PROBLEM REQUIREMENTS »
Write the records out again, keeping each line exactly as it is.

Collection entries
++++++

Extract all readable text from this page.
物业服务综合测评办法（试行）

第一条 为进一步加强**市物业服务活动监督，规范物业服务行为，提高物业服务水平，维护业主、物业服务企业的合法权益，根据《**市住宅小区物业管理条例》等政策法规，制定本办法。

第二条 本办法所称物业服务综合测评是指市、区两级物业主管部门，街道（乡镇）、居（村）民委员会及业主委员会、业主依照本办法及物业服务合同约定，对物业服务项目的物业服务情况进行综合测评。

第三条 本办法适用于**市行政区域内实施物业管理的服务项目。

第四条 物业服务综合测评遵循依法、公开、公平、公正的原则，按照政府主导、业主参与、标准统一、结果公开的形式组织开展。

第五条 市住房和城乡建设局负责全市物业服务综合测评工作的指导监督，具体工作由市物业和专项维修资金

++++++

TASK SOLUTION »
Extract all readable text from this page.
物业服务综合测评办法（试行）

第一条 为进一步加强**市物业服务活动监督，规范物业服务行为，提高物业服务水平，维护业主、物业服务企业的合法权益，根据《**市住宅小区物业管理条例》等政策法规，制定本办法。

第二条 本办法所称物业服务综合测评是指市、区两级物业主管部门，街道（乡镇）、居（村）民委员会及业主委员会、业主依照本办法及物业服务合同约定，对物业服务项目的物业服务情况进行综合测评。

第三条 本办法适用于**市行政区域内实施物业管理的服务项目。

第四条 物业服务综合测评遵循依法、公开、公平、公正的原则，按照政府主导、业主参与、标准统一、结果公开的形式组织开展。

第五条 市住房和城乡建设局负责全市物业服务综合测评工作的指导监督，具体工作由市物业和专项维修资金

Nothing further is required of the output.